(Dataset rows about figures)
_ _ _ _ _

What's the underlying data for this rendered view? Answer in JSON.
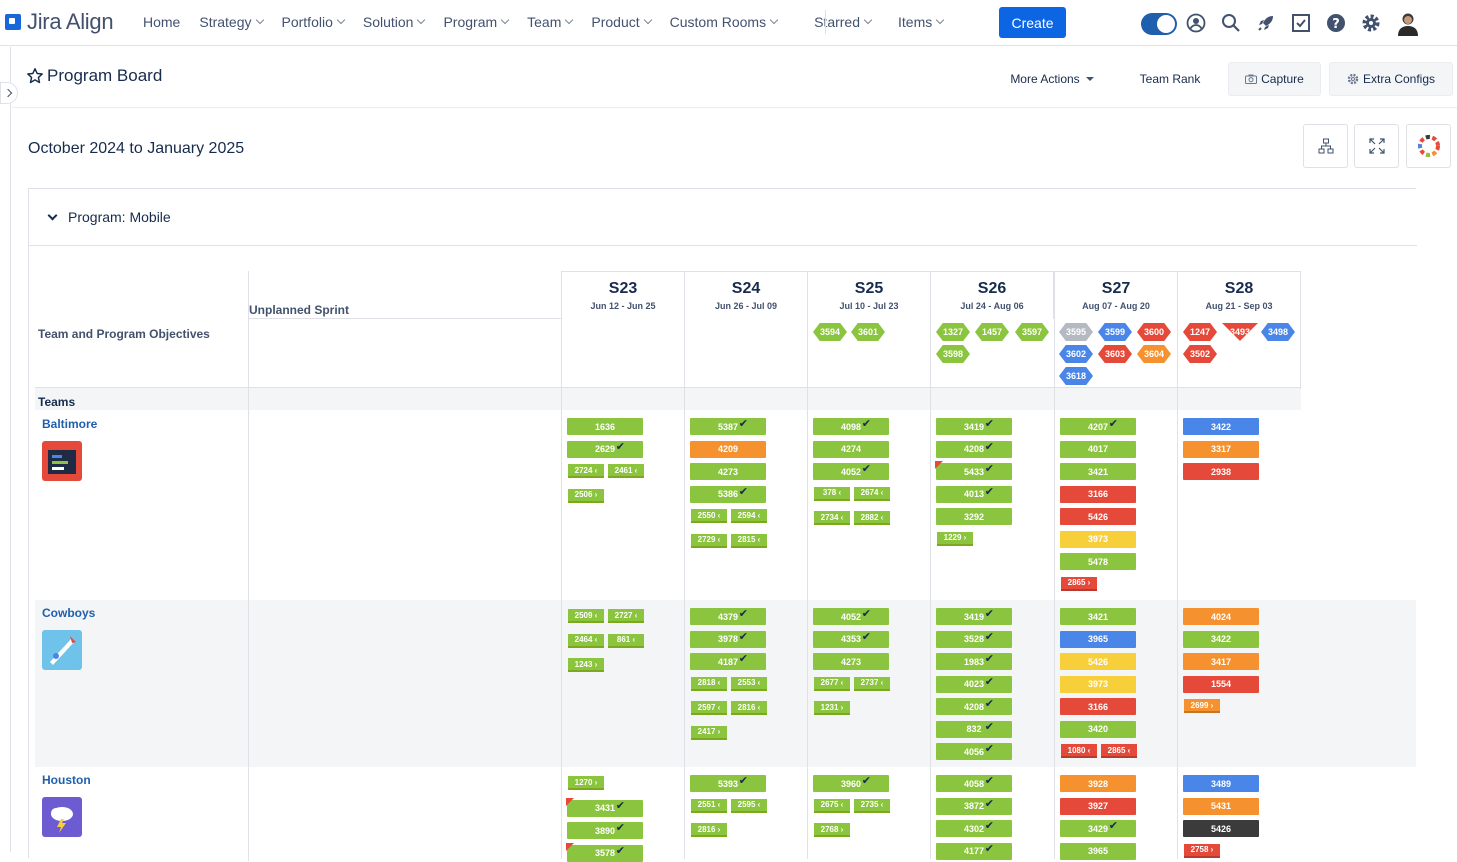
{
  "app": {
    "name": "Jira Align"
  },
  "nav": {
    "items": [
      "Home",
      "Strategy",
      "Portfolio",
      "Solution",
      "Program",
      "Team",
      "Product",
      "Custom Rooms",
      "Starred",
      "Items"
    ],
    "create_label": "Create"
  },
  "page": {
    "title": "Program Board",
    "more_actions": "More Actions",
    "team_rank": "Team Rank",
    "capture": "Capture",
    "extra_configs": "Extra Configs",
    "date_range": "October 2024 to January 2025"
  },
  "board": {
    "program_label": "Program: Mobile",
    "unplanned_label": "Unplanned Sprint",
    "objectives_label": "Team and Program Objectives",
    "teams_label": "Teams",
    "sprints": [
      {
        "name": "S23",
        "dates": "Jun 12 - Jun 25"
      },
      {
        "name": "S24",
        "dates": "Jun 26 - Jul 09"
      },
      {
        "name": "S25",
        "dates": "Jul 10 - Jul 23"
      },
      {
        "name": "S26",
        "dates": "Jul 24 - Aug 06"
      },
      {
        "name": "S27",
        "dates": "Aug 07 - Aug 20"
      },
      {
        "name": "S28",
        "dates": "Aug 21 - Sep 03"
      }
    ],
    "objectives": [
      [],
      [],
      [
        {
          "id": "3594",
          "color": "g",
          "shape": "hex"
        },
        {
          "id": "3601",
          "color": "g",
          "shape": "hex"
        }
      ],
      [
        {
          "id": "1327",
          "color": "g",
          "shape": "hex"
        },
        {
          "id": "1457",
          "color": "g",
          "shape": "hex"
        },
        {
          "id": "3597",
          "color": "g",
          "shape": "hex"
        },
        {
          "id": "3598",
          "color": "g",
          "shape": "hex"
        }
      ],
      [
        {
          "id": "3595",
          "color": "gr",
          "shape": "hex"
        },
        {
          "id": "3599",
          "color": "b",
          "shape": "hex"
        },
        {
          "id": "3600",
          "color": "r",
          "shape": "hex"
        },
        {
          "id": "3602",
          "color": "b",
          "shape": "hex"
        },
        {
          "id": "3603",
          "color": "r",
          "shape": "hex"
        },
        {
          "id": "3604",
          "color": "o",
          "shape": "hex"
        },
        {
          "id": "3618",
          "color": "b",
          "shape": "hex"
        }
      ],
      [
        {
          "id": "1247",
          "color": "r",
          "shape": "hex"
        },
        {
          "id": "3493",
          "color": "r",
          "shape": "diamond"
        },
        {
          "id": "3498",
          "color": "b",
          "shape": "hex"
        },
        {
          "id": "3502",
          "color": "r",
          "shape": "hex"
        }
      ]
    ],
    "teams": [
      {
        "name": "Baltimore"
      },
      {
        "name": "Cowboys"
      },
      {
        "name": "Houston"
      }
    ],
    "cards": {
      "baltimore": [
        [
          {
            "t": "card",
            "id": "1636",
            "c": "g"
          },
          {
            "t": "card",
            "id": "2629",
            "c": "g",
            "ck": true
          },
          {
            "t": "pair",
            "a": "2724",
            "b": "2461"
          },
          {
            "t": "feat",
            "id": "2506"
          }
        ],
        [
          {
            "t": "card",
            "id": "5387",
            "c": "g",
            "ck": true
          },
          {
            "t": "card",
            "id": "4209",
            "c": "o"
          },
          {
            "t": "card",
            "id": "4273",
            "c": "g"
          },
          {
            "t": "card",
            "id": "5386",
            "c": "g",
            "ck": true
          },
          {
            "t": "pair",
            "a": "2550",
            "b": "2594"
          },
          {
            "t": "pair",
            "a": "2729",
            "b": "2815"
          }
        ],
        [
          {
            "t": "card",
            "id": "4098",
            "c": "g",
            "ck": true
          },
          {
            "t": "card",
            "id": "4274",
            "c": "g"
          },
          {
            "t": "card",
            "id": "4052",
            "c": "g",
            "ck": true
          },
          {
            "t": "pair",
            "a": "378",
            "b": "2674"
          },
          {
            "t": "pair",
            "a": "2734",
            "b": "2882"
          }
        ],
        [
          {
            "t": "card",
            "id": "3419",
            "c": "g",
            "ck": true
          },
          {
            "t": "card",
            "id": "4208",
            "c": "g",
            "ck": true
          },
          {
            "t": "card",
            "id": "5433",
            "c": "g",
            "ck": true,
            "flag": true
          },
          {
            "t": "card",
            "id": "4013",
            "c": "g",
            "ck": true
          },
          {
            "t": "card",
            "id": "3292",
            "c": "g"
          },
          {
            "t": "feat",
            "id": "1229"
          }
        ],
        [
          {
            "t": "card",
            "id": "4207",
            "c": "g",
            "ck": true
          },
          {
            "t": "card",
            "id": "4017",
            "c": "g"
          },
          {
            "t": "card",
            "id": "3421",
            "c": "g"
          },
          {
            "t": "card",
            "id": "3166",
            "c": "r"
          },
          {
            "t": "card",
            "id": "5426",
            "c": "r"
          },
          {
            "t": "card",
            "id": "3973",
            "c": "y"
          },
          {
            "t": "card",
            "id": "5478",
            "c": "g"
          },
          {
            "t": "featr",
            "id": "2865"
          }
        ],
        [
          {
            "t": "card",
            "id": "3422",
            "c": "b"
          },
          {
            "t": "card",
            "id": "3317",
            "c": "o"
          },
          {
            "t": "card",
            "id": "2938",
            "c": "r"
          }
        ]
      ],
      "cowboys": [
        [
          {
            "t": "pair",
            "a": "2509",
            "b": "2727"
          },
          {
            "t": "pair",
            "a": "2464",
            "b": "861"
          },
          {
            "t": "feat",
            "id": "1243"
          }
        ],
        [
          {
            "t": "card",
            "id": "4379",
            "c": "g",
            "ck": true
          },
          {
            "t": "card",
            "id": "3978",
            "c": "g",
            "ck": true
          },
          {
            "t": "card",
            "id": "4187",
            "c": "g",
            "ck": true
          },
          {
            "t": "pair",
            "a": "2818",
            "b": "2553"
          },
          {
            "t": "pair",
            "a": "2597",
            "b": "2816"
          },
          {
            "t": "feat",
            "id": "2417"
          }
        ],
        [
          {
            "t": "card",
            "id": "4052",
            "c": "g",
            "ck": true
          },
          {
            "t": "card",
            "id": "4353",
            "c": "g",
            "ck": true
          },
          {
            "t": "card",
            "id": "4273",
            "c": "g"
          },
          {
            "t": "pair",
            "a": "2677",
            "b": "2737"
          },
          {
            "t": "feat",
            "id": "1231"
          }
        ],
        [
          {
            "t": "card",
            "id": "3419",
            "c": "g",
            "ck": true
          },
          {
            "t": "card",
            "id": "3528",
            "c": "g",
            "ck": true
          },
          {
            "t": "card",
            "id": "1983",
            "c": "g",
            "ck": true
          },
          {
            "t": "card",
            "id": "4023",
            "c": "g",
            "ck": true
          },
          {
            "t": "card",
            "id": "4208",
            "c": "g",
            "ck": true
          },
          {
            "t": "card",
            "id": "832",
            "c": "g",
            "ck": true
          },
          {
            "t": "card",
            "id": "4056",
            "c": "g",
            "ck": true
          }
        ],
        [
          {
            "t": "card",
            "id": "3421",
            "c": "g"
          },
          {
            "t": "card",
            "id": "3965",
            "c": "b"
          },
          {
            "t": "card",
            "id": "5426",
            "c": "y"
          },
          {
            "t": "card",
            "id": "3973",
            "c": "y"
          },
          {
            "t": "card",
            "id": "3166",
            "c": "r"
          },
          {
            "t": "card",
            "id": "3420",
            "c": "g"
          },
          {
            "t": "pairr",
            "a": "1080",
            "b": "2865"
          }
        ],
        [
          {
            "t": "card",
            "id": "4024",
            "c": "o"
          },
          {
            "t": "card",
            "id": "3422",
            "c": "g"
          },
          {
            "t": "card",
            "id": "3417",
            "c": "o"
          },
          {
            "t": "card",
            "id": "1554",
            "c": "r"
          },
          {
            "t": "feato",
            "id": "2699"
          }
        ]
      ],
      "houston": [
        [
          {
            "t": "feat",
            "id": "1270"
          },
          {
            "t": "card",
            "id": "3431",
            "c": "g",
            "ck": true,
            "flag": true
          },
          {
            "t": "card",
            "id": "3890",
            "c": "g",
            "ck": true
          },
          {
            "t": "card",
            "id": "3578",
            "c": "g",
            "ck": true,
            "flag": true
          }
        ],
        [
          {
            "t": "card",
            "id": "5393",
            "c": "g",
            "ck": true
          },
          {
            "t": "pair",
            "a": "2551",
            "b": "2595"
          },
          {
            "t": "feat",
            "id": "2816"
          }
        ],
        [
          {
            "t": "card",
            "id": "3960",
            "c": "g",
            "ck": true
          },
          {
            "t": "pair",
            "a": "2675",
            "b": "2735"
          },
          {
            "t": "feat",
            "id": "2768"
          }
        ],
        [
          {
            "t": "card",
            "id": "4058",
            "c": "g",
            "ck": true
          },
          {
            "t": "card",
            "id": "3872",
            "c": "g",
            "ck": true
          },
          {
            "t": "card",
            "id": "4302",
            "c": "g",
            "ck": true
          },
          {
            "t": "card",
            "id": "4177",
            "c": "g",
            "ck": true
          }
        ],
        [
          {
            "t": "card",
            "id": "3928",
            "c": "o"
          },
          {
            "t": "card",
            "id": "3927",
            "c": "r"
          },
          {
            "t": "card",
            "id": "3429",
            "c": "g",
            "ck": true
          },
          {
            "t": "card",
            "id": "3965",
            "c": "g"
          }
        ],
        [
          {
            "t": "card",
            "id": "3489",
            "c": "b"
          },
          {
            "t": "card",
            "id": "5431",
            "c": "o"
          },
          {
            "t": "card",
            "id": "5426",
            "c": "k"
          },
          {
            "t": "featr",
            "id": "2758"
          }
        ]
      ]
    }
  },
  "colors": {
    "accent": "#0c66e4",
    "green": "#8bc43f",
    "orange": "#f5922f",
    "red": "#e5493a",
    "blue": "#4a86e8",
    "yellow": "#f7cf3a"
  }
}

_ _ _ _ _

Identify the lines above that contain the word "dates", then copy them.

REPLY TO THE EXERCISE
        "dates": "Jun 12 - Jun 25"
        "dates": "Jun 26 - Jul 09"
        "dates": "Jul 10 - Jul 23"
        "dates": "Jul 24 - Aug 06"
        "dates": "Aug 07 - Aug 20"
        "dates": "Aug 21 - Sep 03"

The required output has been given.